(Entries from a page text collection)
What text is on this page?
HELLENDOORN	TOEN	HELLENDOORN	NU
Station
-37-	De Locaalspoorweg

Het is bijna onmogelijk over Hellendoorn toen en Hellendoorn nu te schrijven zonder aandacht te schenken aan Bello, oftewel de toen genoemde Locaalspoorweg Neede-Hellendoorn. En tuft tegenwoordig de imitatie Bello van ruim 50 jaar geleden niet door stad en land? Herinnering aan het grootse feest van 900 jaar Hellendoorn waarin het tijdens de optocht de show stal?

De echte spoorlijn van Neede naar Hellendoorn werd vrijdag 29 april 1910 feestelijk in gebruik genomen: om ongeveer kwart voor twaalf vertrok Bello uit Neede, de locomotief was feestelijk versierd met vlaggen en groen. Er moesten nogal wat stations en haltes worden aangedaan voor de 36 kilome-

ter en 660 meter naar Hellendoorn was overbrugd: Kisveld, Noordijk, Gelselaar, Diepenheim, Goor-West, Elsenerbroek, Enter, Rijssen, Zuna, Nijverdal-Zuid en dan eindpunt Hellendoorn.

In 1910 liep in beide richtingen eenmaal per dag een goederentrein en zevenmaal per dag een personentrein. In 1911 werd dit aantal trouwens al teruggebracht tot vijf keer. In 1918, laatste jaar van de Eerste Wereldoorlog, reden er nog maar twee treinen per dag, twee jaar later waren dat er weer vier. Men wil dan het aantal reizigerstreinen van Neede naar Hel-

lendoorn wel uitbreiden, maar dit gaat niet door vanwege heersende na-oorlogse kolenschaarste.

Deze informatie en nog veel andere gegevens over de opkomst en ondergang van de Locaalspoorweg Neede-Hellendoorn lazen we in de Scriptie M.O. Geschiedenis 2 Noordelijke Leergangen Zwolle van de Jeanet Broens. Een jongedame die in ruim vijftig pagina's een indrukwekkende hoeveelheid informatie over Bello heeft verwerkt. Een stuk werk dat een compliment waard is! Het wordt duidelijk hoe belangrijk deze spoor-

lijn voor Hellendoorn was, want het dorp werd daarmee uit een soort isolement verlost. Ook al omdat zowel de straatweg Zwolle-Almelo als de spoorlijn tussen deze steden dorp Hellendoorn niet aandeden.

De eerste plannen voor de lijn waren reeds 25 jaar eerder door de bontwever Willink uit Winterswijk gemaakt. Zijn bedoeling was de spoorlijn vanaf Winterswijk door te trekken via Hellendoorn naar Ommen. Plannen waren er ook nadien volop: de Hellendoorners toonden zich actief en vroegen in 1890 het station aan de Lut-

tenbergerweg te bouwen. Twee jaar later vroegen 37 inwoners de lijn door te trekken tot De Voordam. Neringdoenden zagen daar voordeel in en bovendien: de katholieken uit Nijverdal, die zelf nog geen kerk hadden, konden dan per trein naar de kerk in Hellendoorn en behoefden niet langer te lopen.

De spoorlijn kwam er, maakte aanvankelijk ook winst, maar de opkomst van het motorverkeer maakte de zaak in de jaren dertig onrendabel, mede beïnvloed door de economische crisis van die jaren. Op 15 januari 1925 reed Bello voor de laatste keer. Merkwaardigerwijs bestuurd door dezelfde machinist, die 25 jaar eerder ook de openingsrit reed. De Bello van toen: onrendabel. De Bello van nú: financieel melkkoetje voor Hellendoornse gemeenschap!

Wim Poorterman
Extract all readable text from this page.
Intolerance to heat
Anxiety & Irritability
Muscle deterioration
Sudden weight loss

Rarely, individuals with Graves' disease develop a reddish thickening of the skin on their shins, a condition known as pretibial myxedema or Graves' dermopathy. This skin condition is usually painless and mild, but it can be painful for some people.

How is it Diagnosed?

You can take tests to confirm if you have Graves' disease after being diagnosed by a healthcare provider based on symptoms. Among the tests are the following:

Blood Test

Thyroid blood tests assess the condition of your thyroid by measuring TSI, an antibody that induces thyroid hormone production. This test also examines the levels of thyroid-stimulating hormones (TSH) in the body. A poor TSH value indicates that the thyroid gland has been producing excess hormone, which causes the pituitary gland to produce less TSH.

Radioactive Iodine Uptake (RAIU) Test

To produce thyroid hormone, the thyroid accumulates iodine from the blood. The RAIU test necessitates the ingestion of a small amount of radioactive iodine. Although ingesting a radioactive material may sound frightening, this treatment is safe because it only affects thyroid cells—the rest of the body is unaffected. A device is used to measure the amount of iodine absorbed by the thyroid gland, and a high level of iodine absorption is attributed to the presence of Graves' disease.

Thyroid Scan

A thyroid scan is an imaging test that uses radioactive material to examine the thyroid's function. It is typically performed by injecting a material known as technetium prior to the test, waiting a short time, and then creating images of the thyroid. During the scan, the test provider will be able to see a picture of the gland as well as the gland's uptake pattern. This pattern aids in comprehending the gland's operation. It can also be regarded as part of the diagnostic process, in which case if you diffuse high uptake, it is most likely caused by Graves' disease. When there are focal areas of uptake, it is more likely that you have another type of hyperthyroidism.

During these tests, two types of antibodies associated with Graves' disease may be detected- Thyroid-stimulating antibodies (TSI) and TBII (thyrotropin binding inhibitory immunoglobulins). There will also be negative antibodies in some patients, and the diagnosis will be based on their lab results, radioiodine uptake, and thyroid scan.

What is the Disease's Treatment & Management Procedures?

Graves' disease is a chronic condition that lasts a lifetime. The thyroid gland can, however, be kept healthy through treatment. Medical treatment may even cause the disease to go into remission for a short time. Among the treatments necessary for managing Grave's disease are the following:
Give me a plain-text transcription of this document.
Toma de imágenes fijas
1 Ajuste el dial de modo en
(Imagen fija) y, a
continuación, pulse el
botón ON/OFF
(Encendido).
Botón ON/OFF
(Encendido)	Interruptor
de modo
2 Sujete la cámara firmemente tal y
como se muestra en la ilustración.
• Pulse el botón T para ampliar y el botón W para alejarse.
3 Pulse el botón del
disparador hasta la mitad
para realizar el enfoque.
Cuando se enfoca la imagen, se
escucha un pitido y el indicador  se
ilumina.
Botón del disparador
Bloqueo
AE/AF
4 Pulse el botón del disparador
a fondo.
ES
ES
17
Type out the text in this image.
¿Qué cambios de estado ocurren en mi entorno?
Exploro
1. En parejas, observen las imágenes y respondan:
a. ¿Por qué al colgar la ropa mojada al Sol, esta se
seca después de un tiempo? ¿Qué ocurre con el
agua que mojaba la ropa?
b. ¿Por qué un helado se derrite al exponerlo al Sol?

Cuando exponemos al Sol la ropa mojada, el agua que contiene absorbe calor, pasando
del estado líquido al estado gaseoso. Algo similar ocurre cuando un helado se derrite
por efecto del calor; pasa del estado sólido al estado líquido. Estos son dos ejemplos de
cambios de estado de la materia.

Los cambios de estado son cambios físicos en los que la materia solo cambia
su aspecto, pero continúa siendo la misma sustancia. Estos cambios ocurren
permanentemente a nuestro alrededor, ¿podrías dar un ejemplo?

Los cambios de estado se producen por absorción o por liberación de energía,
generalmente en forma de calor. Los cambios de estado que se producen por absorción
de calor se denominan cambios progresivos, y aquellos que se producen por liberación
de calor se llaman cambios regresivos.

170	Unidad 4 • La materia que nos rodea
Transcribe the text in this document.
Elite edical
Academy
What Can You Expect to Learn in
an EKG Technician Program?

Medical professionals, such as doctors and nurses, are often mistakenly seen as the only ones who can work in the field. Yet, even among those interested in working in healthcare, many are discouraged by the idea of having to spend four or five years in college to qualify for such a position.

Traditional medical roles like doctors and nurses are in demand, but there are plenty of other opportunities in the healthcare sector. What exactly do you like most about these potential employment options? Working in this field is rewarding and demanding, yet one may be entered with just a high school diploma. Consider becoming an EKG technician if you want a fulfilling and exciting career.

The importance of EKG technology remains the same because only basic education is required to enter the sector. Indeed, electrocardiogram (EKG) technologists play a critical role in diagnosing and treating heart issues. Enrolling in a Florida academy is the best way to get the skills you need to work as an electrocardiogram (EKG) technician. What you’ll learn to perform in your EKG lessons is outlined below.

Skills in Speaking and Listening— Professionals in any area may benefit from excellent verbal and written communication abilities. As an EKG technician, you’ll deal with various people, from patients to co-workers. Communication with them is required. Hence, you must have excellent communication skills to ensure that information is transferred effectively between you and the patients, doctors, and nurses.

Task requirements — Every line above that includes the string "werd" needs to be copied.

Written answer —
De echte spoorlijn van Neede naar Hellendoorn werd vrijdag 29 april 1910 feestelijk in gebruik genomen: om ongeveer kwart voor twaalf vertrok Bello uit Neede, de locomotief was feestelijk versierd met vlaggen en groen. Er moesten nogal wat stations en haltes worden aangedaan voor de 36 kilome-
In 1910 liep in beide richtingen eenmaal per dag een goederentrein en zevenmaal per dag een personentrein. In 1911 werd dit aantal trouwens al teruggebracht tot vijf keer. In 1918, laatste jaar van de Eerste Wereldoorlog, reden er nog maar twee treinen per dag, twee jaar later waren dat er weer vier. Men wil dan het aantal reizigerstreinen van Neede naar Hel-
lijn voor Hellendoorn was, want het dorp werd daarmee uit een soort isolement verlost. Ook al omdat zowel de straatweg Zwolle-Almelo als de spoorlijn tussen deze steden dorp Hellendoorn niet aandeden.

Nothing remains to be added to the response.